» What the task asks: Retype the full set of records. Keep every character identical.

☆ ☆ ☆ ☆

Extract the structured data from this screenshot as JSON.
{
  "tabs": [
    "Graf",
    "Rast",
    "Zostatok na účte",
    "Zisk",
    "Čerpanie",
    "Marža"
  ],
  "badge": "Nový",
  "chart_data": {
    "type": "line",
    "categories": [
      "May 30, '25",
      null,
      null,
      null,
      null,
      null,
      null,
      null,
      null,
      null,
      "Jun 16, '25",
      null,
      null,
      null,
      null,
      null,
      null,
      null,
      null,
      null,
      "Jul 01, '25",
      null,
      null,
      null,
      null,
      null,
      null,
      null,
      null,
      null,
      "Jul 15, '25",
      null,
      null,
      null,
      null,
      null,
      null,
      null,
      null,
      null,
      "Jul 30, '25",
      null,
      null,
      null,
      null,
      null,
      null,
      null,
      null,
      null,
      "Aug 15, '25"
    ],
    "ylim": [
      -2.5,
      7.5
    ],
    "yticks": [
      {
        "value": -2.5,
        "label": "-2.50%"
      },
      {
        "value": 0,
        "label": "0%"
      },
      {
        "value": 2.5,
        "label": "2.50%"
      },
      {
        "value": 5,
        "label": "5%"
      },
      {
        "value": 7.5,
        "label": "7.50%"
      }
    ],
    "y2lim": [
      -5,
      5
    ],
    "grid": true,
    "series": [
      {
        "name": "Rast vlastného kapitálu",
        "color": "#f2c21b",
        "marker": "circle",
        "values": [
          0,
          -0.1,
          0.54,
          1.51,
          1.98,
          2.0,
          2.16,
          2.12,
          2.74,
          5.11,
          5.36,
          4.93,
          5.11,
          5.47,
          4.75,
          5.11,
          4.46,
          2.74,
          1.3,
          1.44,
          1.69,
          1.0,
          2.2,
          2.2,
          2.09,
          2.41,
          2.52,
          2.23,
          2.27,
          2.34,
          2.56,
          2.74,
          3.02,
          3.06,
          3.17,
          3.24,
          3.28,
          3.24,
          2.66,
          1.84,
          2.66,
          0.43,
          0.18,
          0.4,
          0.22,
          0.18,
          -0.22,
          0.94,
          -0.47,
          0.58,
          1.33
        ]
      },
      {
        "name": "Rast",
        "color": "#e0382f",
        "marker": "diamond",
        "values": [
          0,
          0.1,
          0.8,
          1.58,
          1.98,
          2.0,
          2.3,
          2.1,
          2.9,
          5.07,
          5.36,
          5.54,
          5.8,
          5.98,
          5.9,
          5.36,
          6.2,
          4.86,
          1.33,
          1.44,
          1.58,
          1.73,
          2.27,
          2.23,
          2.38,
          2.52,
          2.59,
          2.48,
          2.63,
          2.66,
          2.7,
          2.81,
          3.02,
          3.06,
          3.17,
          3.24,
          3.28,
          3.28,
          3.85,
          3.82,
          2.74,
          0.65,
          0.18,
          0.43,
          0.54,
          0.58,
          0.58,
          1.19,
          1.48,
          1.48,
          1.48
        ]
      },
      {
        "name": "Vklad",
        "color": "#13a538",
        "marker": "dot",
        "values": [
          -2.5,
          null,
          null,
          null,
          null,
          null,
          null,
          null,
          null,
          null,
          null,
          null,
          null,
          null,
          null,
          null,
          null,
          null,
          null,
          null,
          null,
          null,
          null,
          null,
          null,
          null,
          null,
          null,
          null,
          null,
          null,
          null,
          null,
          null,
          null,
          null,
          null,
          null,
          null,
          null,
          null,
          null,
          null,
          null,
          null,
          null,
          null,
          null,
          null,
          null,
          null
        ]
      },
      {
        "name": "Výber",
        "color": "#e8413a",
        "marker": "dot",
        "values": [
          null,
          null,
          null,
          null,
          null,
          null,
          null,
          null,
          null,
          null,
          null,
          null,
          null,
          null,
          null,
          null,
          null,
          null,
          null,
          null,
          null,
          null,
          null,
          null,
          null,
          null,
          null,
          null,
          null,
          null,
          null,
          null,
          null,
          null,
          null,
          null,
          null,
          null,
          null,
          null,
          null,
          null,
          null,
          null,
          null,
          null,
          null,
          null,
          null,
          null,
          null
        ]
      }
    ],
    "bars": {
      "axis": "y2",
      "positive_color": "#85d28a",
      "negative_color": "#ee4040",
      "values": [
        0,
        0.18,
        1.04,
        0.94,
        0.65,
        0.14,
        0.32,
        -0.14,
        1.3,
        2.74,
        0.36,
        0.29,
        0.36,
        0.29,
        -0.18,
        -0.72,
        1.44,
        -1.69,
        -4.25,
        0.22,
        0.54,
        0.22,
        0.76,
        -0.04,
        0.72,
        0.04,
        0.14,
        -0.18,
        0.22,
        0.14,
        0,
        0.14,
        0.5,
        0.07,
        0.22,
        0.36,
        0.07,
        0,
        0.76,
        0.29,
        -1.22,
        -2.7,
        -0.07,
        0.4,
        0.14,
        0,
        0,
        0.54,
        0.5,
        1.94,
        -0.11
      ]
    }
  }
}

☆ ☆ ☆ ☆

» Exercise solution:
Extract the structured data from this screenshot as JSON.
{
  "tabs": [
    "Graf",
    "Rast",
    "Zostatok na účte",
    "Zisk",
    "Čerpanie",
    "Marža"
  ],
  "badge": "Nový",
  "chart_data": {
    "type": "line",
    "categories": [
      "May 30, '25",
      null,
      null,
      null,
      null,
      null,
      null,
      null,
      null,
      null,
      "Jun 16, '25",
      null,
      null,
      null,
      null,
      null,
      null,
      null,
      null,
      null,
      "Jul 01, '25",
      null,
      null,
      null,
      null,
      null,
      null,
      null,
      null,
      null,
      "Jul 15, '25",
      null,
      null,
      null,
      null,
      null,
      null,
      null,
      null,
      null,
      "Jul 30, '25",
      null,
      null,
      null,
      null,
      null,
      null,
      null,
      null,
      null,
      "Aug 15, '25"
    ],
    "ylim": [
      -2.5,
      7.5
    ],
    "yticks": [
      {
        "value": -2.5,
        "label": "-2.50%"
      },
      {
        "value": 0,
        "label": "0%"
      },
      {
        "value": 2.5,
        "label": "2.50%"
      },
      {
        "value": 5,
        "label": "5%"
      },
      {
        "value": 7.5,
        "label": "7.50%"
      }
    ],
    "y2lim": [
      -5,
      5
    ],
    "grid": true,
    "series": [
      {
        "name": "Rast vlastného kapitálu",
        "color": "#f2c21b",
        "marker": "circle",
        "values": [
          0,
          -0.1,
          0.54,
          1.51,
          1.98,
          2.0,
          2.16,
          2.12,
          2.74,
          5.11,
          5.36,
          4.93,
          5.11,
          5.47,
          4.75,
          5.11,
          4.46,
          2.74,
          1.3,
          1.44,
          1.69,
          1.0,
          2.2,
          2.2,
          2.09,
          2.41,
          2.52,
          2.23,
          2.27,
          2.34,
          2.56,
          2.74,
          3.02,
          3.06,
          3.17,
          3.24,
          3.28,
          3.24,
          2.66,
          1.84,
          2.66,
          0.43,
          0.18,
          0.4,
          0.22,
          0.18,
          -0.22,
          0.94,
          -0.47,
          0.58,
          1.33
        ]
      },
      {
        "name": "Rast",
        "color": "#e0382f",
        "marker": "diamond",
        "values": [
          0,
          0.1,
          0.8,
          1.58,
          1.98,
          2.0,
          2.3,
          2.1,
          2.9,
          5.07,
          5.36,
          5.54,
          5.8,
          5.98,
          5.9,
          5.36,
          6.2,
          4.86,
          1.33,
          1.44,
          1.58,
          1.73,
          2.27,
          2.23,
          2.38,
          2.52,
          2.59,
          2.48,
          2.63,
          2.66,
          2.7,
          2.81,
          3.02,
          3.06,
          3.17,
          3.24,
          3.28,
          3.28,
          3.85,
          3.82,
          2.74,
          0.65,
          0.18,
          0.43,
          0.54,
          0.58,
          0.58,
          1.19,
          1.48,
          1.48,
          1.48
        ]
      },
      {
        "name": "Vklad",
        "color": "#13a538",
        "marker": "dot",
        "values": [
          -2.5,
          null,
          null,
          null,
          null,
          null,
          null,
          null,
          null,
          null,
          null,
          null,
          null,
          null,
          null,
          null,
          null,
          null,
          null,
          null,
          null,
          null,
          null,
          null,
          null,
          null,
          null,
          null,
          null,
          null,
          null,
          null,
          null,
          null,
          null,
          null,
          null,
          null,
          null,
          null,
          null,
          null,
          null,
          null,
          null,
          null,
          null,
          null,
          null,
          null,
          null
        ]
      },
      {
        "name": "Výber",
        "color": "#e8413a",
        "marker": "dot",
        "values": [
          null,
          null,
          null,
          null,
          null,
          null,
          null,
          null,
          null,
          null,
          null,
          null,
          null,
          null,
          null,
          null,
          null,
          null,
          null,
          null,
          null,
          null,
          null,
          null,
          null,
          null,
          null,
          null,
          null,
          null,
          null,
          null,
          null,
          null,
          null,
          null,
          null,
          null,
          null,
          null,
          null,
          null,
          null,
          null,
          null,
          null,
          null,
          null,
          null,
          null,
          null
        ]
      }
    ],
    "bars": {
      "axis": "y2",
      "positive_color": "#85d28a",
      "negative_color": "#ee4040",
      "values": [
        0,
        0.18,
        1.04,
        0.94,
        0.65,
        0.14,
        0.32,
        -0.14,
        1.3,
        2.74,
        0.36,
        0.29,
        0.36,
        0.29,
        -0.18,
        -0.72,
        1.44,
        -1.69,
        -4.25,
        0.22,
        0.54,
        0.22,
        0.76,
        -0.04,
        0.72,
        0.04,
        0.14,
        -0.18,
        0.22,
        0.14,
        0,
        0.14,
        0.5,
        0.07,
        0.22,
        0.36,
        0.07,
        0,
        0.76,
        0.29,
        -1.22,
        -2.7,
        -0.07,
        0.4,
        0.14,
        0,
        0,
        0.54,
        0.5,
        1.94,
        -0.11
      ]
    }
  }
}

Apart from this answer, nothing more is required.